◆ Task details ◆
Can you write out all the records again, replacing "Patent image size" with "Figure dimensions" everywhere and leaving everything else unchanged?

◆ Provided data ◆
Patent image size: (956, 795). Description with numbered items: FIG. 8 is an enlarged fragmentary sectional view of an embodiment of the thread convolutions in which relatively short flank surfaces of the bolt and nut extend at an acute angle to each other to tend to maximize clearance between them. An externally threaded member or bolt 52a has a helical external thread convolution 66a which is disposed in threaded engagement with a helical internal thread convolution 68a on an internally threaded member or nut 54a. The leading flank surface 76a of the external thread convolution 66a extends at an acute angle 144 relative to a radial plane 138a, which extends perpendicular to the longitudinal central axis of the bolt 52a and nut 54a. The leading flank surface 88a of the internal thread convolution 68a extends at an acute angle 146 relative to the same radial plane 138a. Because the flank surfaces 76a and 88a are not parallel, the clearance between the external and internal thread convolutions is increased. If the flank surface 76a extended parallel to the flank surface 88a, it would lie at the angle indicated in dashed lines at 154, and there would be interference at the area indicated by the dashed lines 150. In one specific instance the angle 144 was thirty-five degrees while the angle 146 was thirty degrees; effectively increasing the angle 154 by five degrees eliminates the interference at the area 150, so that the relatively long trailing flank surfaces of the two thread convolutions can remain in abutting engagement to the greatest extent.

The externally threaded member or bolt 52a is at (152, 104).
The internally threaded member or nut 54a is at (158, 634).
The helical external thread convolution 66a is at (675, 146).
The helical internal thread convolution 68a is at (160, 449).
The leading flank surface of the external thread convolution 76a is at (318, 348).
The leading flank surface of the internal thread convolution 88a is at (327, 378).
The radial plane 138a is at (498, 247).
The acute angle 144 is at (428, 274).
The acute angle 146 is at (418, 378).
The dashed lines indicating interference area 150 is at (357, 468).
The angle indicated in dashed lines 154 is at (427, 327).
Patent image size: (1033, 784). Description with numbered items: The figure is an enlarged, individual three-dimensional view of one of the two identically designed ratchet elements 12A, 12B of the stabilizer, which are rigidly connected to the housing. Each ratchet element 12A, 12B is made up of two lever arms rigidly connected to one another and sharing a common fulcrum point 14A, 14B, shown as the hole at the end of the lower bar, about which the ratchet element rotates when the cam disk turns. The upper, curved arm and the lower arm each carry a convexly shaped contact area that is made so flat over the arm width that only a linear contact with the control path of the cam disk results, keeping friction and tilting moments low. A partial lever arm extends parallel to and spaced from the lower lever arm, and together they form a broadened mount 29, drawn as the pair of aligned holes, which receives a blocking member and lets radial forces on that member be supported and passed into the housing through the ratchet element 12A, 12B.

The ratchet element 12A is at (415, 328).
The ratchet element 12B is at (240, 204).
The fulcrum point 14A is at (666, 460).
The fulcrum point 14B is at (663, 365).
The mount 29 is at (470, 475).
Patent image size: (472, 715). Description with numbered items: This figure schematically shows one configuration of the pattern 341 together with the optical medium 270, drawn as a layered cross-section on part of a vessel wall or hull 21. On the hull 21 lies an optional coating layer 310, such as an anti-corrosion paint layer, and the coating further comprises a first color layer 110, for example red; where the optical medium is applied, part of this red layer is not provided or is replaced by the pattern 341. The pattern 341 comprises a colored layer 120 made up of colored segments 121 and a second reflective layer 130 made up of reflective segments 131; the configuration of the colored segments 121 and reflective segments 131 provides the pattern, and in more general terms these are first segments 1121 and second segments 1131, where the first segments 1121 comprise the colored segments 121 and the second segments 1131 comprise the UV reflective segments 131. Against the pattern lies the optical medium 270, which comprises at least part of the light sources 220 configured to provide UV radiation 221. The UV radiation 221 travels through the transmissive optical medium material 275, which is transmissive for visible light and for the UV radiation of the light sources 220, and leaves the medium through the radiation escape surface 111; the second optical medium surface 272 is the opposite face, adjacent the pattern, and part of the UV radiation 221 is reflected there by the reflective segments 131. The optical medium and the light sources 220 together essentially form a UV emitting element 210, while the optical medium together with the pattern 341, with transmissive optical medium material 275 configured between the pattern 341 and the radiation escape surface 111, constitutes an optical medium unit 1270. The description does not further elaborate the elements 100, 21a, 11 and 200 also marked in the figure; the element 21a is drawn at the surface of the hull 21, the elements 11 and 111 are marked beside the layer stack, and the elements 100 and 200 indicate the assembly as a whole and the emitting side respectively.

◆ Answer to this exercise ◆
Figure dimensions: (956, 795). Description with numbered items: FIG. 8 is an enlarged fragmentary sectional view of an embodiment of the thread convolutions in which relatively short flank surfaces of the bolt and nut extend at an acute angle to each other to tend to maximize clearance between them. An externally threaded member or bolt 52a has a helical external thread convolution 66a which is disposed in threaded engagement with a helical internal thread convolution 68a on an internally threaded member or nut 54a. The leading flank surface 76a of the external thread convolution 66a extends at an acute angle 144 relative to a radial plane 138a, which extends perpendicular to the longitudinal central axis of the bolt 52a and nut 54a. The leading flank surface 88a of the internal thread convolution 68a extends at an acute angle 146 relative to the same radial plane 138a. Because the flank surfaces 76a and 88a are not parallel, the clearance between the external and internal thread convolutions is increased. If the flank surface 76a extended parallel to the flank surface 88a, it would lie at the angle indicated in dashed lines at 154, and there would be interference at the area indicated by the dashed lines 150. In one specific instance the angle 144 was thirty-five degrees while the angle 146 was thirty degrees; effectively increasing the angle 154 by five degrees eliminates the interference at the area 150, so that the relatively long trailing flank surfaces of the two thread convolutions can remain in abutting engagement to the greatest extent.

The externally threaded member or bolt 52a is at (152, 104).
The internally threaded member or nut 54a is at (158, 634).
The helical external thread convolution 66a is at (675, 146).
The helical internal thread convolution 68a is at (160, 449).
The leading flank surface of the external thread convolution 76a is at (318, 348).
The leading flank surface of the internal thread convolution 88a is at (327, 378).
The radial plane 138a is at (498, 247).
The acute angle 144 is at (428, 274).
The acute angle 146 is at (418, 378).
The dashed lines indicating interference area 150 is at (357, 468).
The angle indicated in dashed lines 154 is at (427, 327).
Figure dimensions: (1033, 784). Description with numbered items: The figure is an enlarged, individual three-dimensional view of one of the two identically designed ratchet elements 12A, 12B of the stabilizer, which are rigidly connected to the housing. Each ratchet element 12A, 12B is made up of two lever arms rigidly connected to one another and sharing a common fulcrum point 14A, 14B, shown as the hole at the end of the lower bar, about which the ratchet element rotates when the cam disk turns. The upper, curved arm and the lower arm each carry a convexly shaped contact area that is made so flat over the arm width that only a linear contact with the control path of the cam disk results, keeping friction and tilting moments low. A partial lever arm extends parallel to and spaced from the lower lever arm, and together they form a broadened mount 29, drawn as the pair of aligned holes, which receives a blocking member and lets radial forces on that member be supported and passed into the housing through the ratchet element 12A, 12B.

The ratchet element 12A is at (415, 328).
The ratchet element 12B is at (240, 204).
The fulcrum point 14A is at (666, 460).
The fulcrum point 14B is at (663, 365).
The mount 29 is at (470, 475).
Figure dimensions: (472, 715). Description with numbered items: This figure schematically shows one configuration of the pattern 341 together with the optical medium 270, drawn as a layered cross-section on part of a vessel wall or hull 21. On the hull 21 lies an optional coating layer 310, such as an anti-corrosion paint layer, and the coating further comprises a first color layer 110, for example red; where the optical medium is applied, part of this red layer is not provided or is replaced by the pattern 341. The pattern 341 comprises a colored layer 120 made up of colored segments 121 and a second reflective layer 130 made up of reflective segments 131; the configuration of the colored segments 121 and reflective segments 131 provides the pattern, and in more general terms these are first segments 1121 and second segments 1131, where the first segments 1121 comprise the colored segments 121 and the second segments 1131 comprise the UV reflective segments 131. Against the pattern lies the optical medium 270, which comprises at least part of the light sources 220 configured to provide UV radiation 221. The UV radiation 221 travels through the transmissive optical medium material 275, which is transmissive for visible light and for the UV radiation of the light sources 220, and leaves the medium through the radiation escape surface 111; the second optical medium surface 272 is the opposite face, adjacent the pattern, and part of the UV radiation 221 is reflected there by the reflective segments 131. The optical medium and the light sources 220 together essentially form a UV emitting element 210, while the optical medium together with the pattern 341, with transmissive optical medium material 275 configured between the pattern 341 and the radiation escape surface 111, constitutes an optical medium unit 1270. The description does not further elaborate the elements 100, 21a, 11 and 200 also marked in the figure; the element 21a is drawn at the surface of the hull 21, the elements 11 and 111 are marked beside the layer stack, and the elements 100 and 200 indicate the assembly as a whole and the emitting side respectively.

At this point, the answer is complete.